Exercise materials
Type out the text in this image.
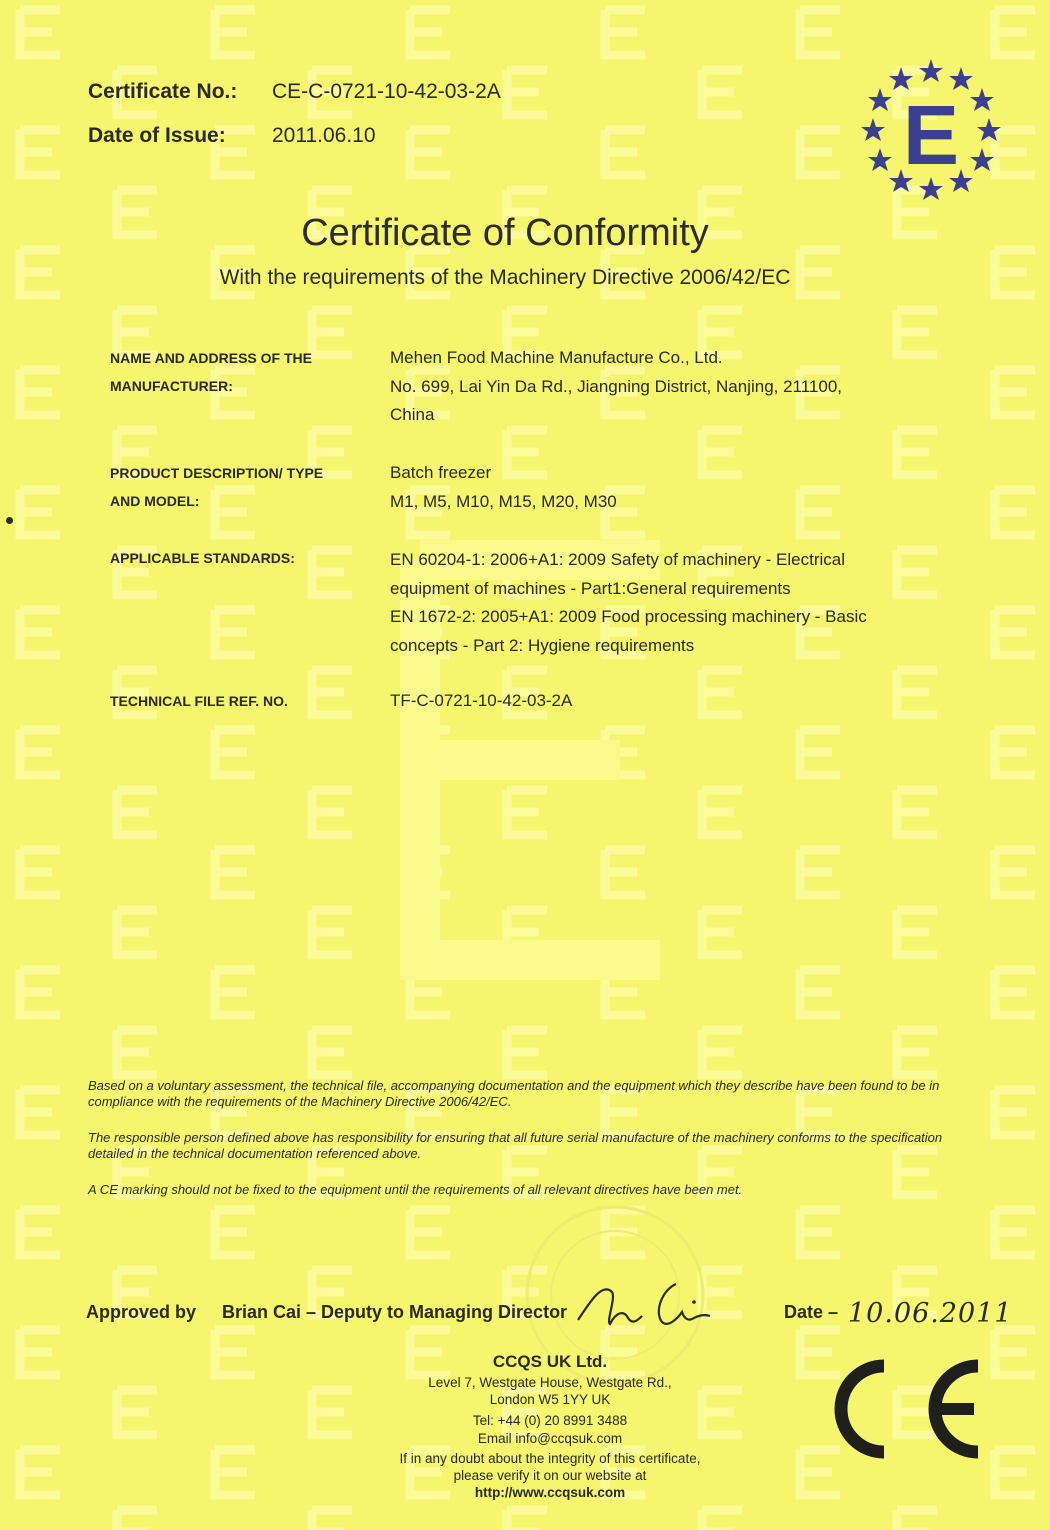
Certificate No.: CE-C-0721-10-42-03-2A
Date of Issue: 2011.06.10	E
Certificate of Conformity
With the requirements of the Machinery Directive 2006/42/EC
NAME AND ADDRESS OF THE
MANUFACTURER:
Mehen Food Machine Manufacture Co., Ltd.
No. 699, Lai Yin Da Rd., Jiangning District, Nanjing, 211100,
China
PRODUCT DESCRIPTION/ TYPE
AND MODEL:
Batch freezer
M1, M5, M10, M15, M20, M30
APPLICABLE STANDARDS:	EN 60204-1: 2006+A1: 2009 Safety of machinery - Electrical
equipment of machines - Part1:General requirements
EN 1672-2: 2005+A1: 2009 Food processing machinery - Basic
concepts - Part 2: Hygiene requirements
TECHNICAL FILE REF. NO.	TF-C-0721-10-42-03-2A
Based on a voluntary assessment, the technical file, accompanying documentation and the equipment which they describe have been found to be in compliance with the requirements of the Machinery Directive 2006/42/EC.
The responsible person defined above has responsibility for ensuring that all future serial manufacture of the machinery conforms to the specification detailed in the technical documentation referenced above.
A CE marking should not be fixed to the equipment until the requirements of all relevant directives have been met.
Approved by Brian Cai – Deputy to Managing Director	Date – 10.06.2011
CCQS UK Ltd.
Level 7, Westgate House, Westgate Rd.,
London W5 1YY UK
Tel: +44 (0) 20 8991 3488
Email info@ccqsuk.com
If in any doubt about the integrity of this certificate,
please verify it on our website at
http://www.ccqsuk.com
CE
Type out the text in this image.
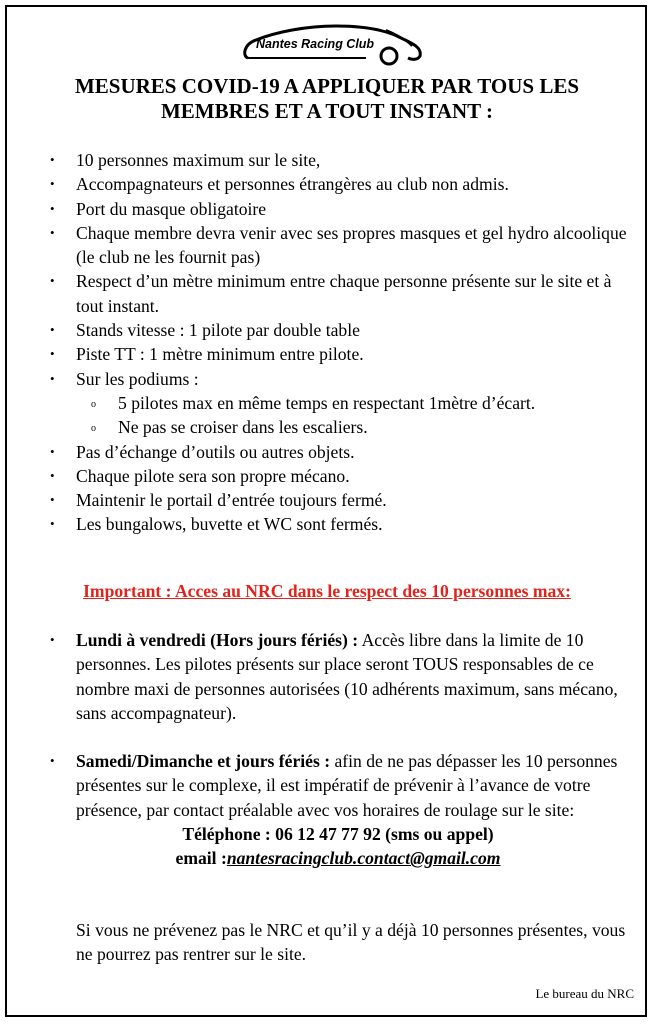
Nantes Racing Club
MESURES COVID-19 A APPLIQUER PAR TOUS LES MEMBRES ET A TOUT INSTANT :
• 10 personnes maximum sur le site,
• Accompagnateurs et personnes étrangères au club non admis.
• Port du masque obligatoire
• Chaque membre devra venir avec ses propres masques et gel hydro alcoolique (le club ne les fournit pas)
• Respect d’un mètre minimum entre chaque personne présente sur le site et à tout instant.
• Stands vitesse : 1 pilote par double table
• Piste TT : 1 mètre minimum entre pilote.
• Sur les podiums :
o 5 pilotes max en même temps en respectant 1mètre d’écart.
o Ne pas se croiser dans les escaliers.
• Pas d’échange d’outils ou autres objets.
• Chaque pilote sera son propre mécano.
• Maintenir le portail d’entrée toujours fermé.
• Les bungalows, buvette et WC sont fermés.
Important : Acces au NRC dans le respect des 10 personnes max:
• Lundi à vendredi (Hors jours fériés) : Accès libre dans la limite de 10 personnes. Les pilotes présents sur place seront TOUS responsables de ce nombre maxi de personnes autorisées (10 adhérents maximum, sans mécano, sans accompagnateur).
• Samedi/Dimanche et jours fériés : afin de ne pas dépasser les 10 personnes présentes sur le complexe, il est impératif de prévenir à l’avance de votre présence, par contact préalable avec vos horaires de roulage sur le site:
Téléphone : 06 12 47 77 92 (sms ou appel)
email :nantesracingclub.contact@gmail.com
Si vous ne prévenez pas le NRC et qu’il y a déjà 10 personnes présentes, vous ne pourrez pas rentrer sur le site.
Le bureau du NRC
* * *
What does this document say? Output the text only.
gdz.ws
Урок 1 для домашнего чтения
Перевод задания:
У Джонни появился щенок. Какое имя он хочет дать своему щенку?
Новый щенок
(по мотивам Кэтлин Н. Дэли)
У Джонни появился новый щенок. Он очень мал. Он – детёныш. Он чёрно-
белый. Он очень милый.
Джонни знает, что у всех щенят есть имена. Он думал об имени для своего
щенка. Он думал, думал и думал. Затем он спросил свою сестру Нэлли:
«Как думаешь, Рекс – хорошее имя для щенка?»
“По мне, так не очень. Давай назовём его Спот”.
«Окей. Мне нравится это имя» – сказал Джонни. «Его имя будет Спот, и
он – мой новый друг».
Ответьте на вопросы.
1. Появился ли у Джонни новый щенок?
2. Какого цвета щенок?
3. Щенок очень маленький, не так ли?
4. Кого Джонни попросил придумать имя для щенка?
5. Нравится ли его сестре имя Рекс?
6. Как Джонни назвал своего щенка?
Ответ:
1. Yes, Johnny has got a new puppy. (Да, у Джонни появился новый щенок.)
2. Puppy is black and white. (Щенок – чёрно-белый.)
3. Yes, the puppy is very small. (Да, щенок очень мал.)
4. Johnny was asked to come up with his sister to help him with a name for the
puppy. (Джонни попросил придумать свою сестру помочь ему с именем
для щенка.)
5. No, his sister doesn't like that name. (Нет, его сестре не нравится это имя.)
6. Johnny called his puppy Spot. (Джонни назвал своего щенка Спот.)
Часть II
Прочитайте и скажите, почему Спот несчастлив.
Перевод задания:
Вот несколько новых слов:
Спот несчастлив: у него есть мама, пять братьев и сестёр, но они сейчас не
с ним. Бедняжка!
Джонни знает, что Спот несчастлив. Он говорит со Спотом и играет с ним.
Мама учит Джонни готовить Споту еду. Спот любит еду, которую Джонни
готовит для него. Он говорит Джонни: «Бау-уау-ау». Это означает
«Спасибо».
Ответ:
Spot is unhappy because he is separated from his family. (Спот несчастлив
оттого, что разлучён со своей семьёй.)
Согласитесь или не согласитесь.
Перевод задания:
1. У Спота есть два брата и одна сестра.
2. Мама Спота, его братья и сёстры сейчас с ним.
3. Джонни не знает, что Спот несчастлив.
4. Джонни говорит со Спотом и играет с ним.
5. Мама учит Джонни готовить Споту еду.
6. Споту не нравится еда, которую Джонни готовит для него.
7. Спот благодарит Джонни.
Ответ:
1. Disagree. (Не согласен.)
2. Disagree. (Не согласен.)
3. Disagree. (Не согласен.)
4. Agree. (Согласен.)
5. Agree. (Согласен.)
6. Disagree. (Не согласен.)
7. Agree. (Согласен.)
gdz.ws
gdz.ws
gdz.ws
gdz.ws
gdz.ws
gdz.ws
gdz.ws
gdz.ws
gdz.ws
--
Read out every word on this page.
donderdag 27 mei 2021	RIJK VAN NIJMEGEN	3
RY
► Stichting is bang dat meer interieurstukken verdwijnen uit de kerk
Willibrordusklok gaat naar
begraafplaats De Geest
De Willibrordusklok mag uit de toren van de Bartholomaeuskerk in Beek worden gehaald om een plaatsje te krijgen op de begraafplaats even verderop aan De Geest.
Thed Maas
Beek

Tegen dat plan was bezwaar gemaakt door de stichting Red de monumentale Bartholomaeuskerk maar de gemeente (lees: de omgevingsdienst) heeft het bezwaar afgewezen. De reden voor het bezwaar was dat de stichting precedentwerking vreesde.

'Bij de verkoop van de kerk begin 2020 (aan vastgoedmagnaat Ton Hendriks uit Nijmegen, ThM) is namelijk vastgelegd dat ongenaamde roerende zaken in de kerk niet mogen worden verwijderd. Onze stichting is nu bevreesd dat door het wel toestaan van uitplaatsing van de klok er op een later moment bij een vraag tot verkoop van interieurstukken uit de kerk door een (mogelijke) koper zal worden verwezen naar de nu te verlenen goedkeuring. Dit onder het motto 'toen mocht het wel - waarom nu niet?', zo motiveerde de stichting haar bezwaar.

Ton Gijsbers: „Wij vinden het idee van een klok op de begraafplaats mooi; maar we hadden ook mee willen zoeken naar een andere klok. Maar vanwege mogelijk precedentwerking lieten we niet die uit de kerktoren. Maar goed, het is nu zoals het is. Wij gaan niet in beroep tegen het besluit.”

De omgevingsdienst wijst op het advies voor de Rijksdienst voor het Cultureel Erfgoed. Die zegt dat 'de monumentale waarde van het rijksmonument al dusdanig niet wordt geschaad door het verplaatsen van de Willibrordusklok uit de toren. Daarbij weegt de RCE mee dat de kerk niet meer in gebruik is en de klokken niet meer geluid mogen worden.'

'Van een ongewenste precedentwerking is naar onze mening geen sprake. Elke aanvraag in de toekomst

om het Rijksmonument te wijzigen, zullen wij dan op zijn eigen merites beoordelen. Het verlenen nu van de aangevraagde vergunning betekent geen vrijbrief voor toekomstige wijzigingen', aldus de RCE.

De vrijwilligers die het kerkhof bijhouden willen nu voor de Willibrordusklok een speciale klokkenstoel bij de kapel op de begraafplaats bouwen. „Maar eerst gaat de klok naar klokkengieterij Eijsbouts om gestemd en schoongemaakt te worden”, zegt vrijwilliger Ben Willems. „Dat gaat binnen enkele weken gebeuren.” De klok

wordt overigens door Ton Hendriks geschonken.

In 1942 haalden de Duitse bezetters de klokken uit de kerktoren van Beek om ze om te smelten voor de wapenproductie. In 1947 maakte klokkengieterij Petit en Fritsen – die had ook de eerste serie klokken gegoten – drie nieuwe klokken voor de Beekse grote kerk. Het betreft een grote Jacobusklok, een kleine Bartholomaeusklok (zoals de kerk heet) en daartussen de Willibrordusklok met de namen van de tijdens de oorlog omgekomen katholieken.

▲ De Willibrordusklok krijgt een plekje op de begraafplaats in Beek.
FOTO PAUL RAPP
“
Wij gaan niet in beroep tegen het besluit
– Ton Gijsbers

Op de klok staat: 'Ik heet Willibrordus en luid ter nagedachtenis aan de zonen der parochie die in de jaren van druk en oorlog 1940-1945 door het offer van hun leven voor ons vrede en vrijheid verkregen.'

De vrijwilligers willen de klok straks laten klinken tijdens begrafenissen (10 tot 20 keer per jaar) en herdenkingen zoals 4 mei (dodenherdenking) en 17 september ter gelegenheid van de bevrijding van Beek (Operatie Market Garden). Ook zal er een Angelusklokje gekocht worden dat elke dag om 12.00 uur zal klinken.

Work required
Using the records above, select and copy every line that has the word "zegt".

The response
De omgevingsdienst wijst op het advies voor de Rijksdienst voor het Cultureel Erfgoed. Die zegt dat 'de monumentale waarde van het rijksmonument al dusdanig niet wordt geschaad door het verplaatsen van de Willibrordusklok uit de toren. Daarbij weegt de RCE mee dat de kerk niet meer in gebruik is en de klokken niet meer geluid mogen worden.'
De vrijwilligers die het kerkhof bijhouden willen nu voor de Willibrordusklok een speciale klokkenstoel bij de kapel op de begraafplaats bouwen. „Maar eerst gaat de klok naar klokkengieterij Eijsbouts om gestemd en schoongemaakt te worden”, zegt vrijwilliger Ben Willems. „Dat gaat binnen enkele weken gebeuren.” De klok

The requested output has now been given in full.